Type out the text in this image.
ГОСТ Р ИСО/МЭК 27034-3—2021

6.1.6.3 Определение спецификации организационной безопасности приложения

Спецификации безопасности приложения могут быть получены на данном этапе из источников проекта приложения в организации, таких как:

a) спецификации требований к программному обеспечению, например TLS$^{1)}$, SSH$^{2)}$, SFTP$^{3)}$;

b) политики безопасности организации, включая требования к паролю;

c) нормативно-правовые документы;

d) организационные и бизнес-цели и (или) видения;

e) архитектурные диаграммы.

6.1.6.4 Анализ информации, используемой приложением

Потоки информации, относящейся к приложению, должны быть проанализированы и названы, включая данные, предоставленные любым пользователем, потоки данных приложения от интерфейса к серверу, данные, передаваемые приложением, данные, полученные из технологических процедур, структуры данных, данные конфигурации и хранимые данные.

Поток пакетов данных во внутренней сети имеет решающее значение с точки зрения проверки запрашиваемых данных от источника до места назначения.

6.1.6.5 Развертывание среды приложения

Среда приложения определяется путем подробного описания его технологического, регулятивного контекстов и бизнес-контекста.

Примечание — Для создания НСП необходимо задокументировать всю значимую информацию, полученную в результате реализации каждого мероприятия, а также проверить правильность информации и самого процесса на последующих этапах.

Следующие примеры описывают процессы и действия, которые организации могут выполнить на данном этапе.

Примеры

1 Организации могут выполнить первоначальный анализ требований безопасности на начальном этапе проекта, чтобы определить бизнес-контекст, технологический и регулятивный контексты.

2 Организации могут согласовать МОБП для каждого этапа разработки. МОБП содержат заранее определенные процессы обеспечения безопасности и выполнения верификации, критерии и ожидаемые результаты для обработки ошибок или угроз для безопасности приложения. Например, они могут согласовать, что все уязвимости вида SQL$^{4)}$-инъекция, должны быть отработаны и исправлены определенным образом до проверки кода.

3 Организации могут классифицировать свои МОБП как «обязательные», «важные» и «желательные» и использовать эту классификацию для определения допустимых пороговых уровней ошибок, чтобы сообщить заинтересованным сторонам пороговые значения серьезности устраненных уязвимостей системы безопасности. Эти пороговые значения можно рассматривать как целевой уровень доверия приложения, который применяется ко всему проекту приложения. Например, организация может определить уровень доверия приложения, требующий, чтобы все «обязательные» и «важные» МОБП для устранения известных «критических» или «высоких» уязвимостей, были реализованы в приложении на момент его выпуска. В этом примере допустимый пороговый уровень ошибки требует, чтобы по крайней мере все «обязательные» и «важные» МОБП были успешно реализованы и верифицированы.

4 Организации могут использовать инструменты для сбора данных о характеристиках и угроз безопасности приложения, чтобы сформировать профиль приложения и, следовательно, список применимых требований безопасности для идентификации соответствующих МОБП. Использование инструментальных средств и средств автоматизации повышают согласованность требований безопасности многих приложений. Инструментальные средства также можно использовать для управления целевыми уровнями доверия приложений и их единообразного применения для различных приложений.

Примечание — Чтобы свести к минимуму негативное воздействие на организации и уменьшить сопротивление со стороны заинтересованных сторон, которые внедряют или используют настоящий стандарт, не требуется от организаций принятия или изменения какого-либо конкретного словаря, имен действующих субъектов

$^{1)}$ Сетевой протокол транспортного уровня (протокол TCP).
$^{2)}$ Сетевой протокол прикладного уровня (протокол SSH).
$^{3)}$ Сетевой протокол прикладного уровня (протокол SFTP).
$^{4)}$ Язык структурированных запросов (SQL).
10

• _Exercise instructions_
Copy out all of the records above with nothing altered.

• _Full solution_
Type out the text in this image.
ГОСТ Р ИСО/МЭК 27034-3—2021

6.1.6.3 Определение спецификации организационной безопасности приложения

Спецификации безопасности приложения могут быть получены на данном этапе из источников проекта приложения в организации, таких как:

a) спецификации требований к программному обеспечению, например TLS$^{1)}$, SSH$^{2)}$, SFTP$^{3)}$;

b) политики безопасности организации, включая требования к паролю;

c) нормативно-правовые документы;

d) организационные и бизнес-цели и (или) видения;

e) архитектурные диаграммы.

6.1.6.4 Анализ информации, используемой приложением

Потоки информации, относящейся к приложению, должны быть проанализированы и названы, включая данные, предоставленные любым пользователем, потоки данных приложения от интерфейса к серверу, данные, передаваемые приложением, данные, полученные из технологических процедур, структуры данных, данные конфигурации и хранимые данные.

Поток пакетов данных во внутренней сети имеет решающее значение с точки зрения проверки запрашиваемых данных от источника до места назначения.

6.1.6.5 Развертывание среды приложения

Среда приложения определяется путем подробного описания его технологического, регулятивного контекстов и бизнес-контекста.

Примечание — Для создания НСП необходимо задокументировать всю значимую информацию, полученную в результате реализации каждого мероприятия, а также проверить правильность информации и самого процесса на последующих этапах.

Следующие примеры описывают процессы и действия, которые организации могут выполнить на данном этапе.

Примеры

1 Организации могут выполнить первоначальный анализ требований безопасности на начальном этапе проекта, чтобы определить бизнес-контекст, технологический и регулятивный контексты.

2 Организации могут согласовать МОБП для каждого этапа разработки. МОБП содержат заранее определенные процессы обеспечения безопасности и выполнения верификации, критерии и ожидаемые результаты для обработки ошибок или угроз для безопасности приложения. Например, они могут согласовать, что все уязвимости вида SQL$^{4)}$-инъекция, должны быть отработаны и исправлены определенным образом до проверки кода.

3 Организации могут классифицировать свои МОБП как «обязательные», «важные» и «желательные» и использовать эту классификацию для определения допустимых пороговых уровней ошибок, чтобы сообщить заинтересованным сторонам пороговые значения серьезности устраненных уязвимостей системы безопасности. Эти пороговые значения можно рассматривать как целевой уровень доверия приложения, который применяется ко всему проекту приложения. Например, организация может определить уровень доверия приложения, требующий, чтобы все «обязательные» и «важные» МОБП для устранения известных «критических» или «высоких» уязвимостей, были реализованы в приложении на момент его выпуска. В этом примере допустимый пороговый уровень ошибки требует, чтобы по крайней мере все «обязательные» и «важные» МОБП были успешно реализованы и верифицированы.

4 Организации могут использовать инструменты для сбора данных о характеристиках и угроз безопасности приложения, чтобы сформировать профиль приложения и, следовательно, список применимых требований безопасности для идентификации соответствующих МОБП. Использование инструментальных средств и средств автоматизации повышают согласованность требований безопасности многих приложений. Инструментальные средства также можно использовать для управления целевыми уровнями доверия приложений и их единообразного применения для различных приложений.

Примечание — Чтобы свести к минимуму негативное воздействие на организации и уменьшить сопротивление со стороны заинтересованных сторон, которые внедряют или используют настоящий стандарт, не требуется от организаций принятия или изменения какого-либо конкретного словаря, имен действующих субъектов

$^{1)}$ Сетевой протокол транспортного уровня (протокол TCP).
$^{2)}$ Сетевой протокол прикладного уровня (протокол SSH).
$^{3)}$ Сетевой протокол прикладного уровня (протокол SFTP).
$^{4)}$ Язык структурированных запросов (SQL).
10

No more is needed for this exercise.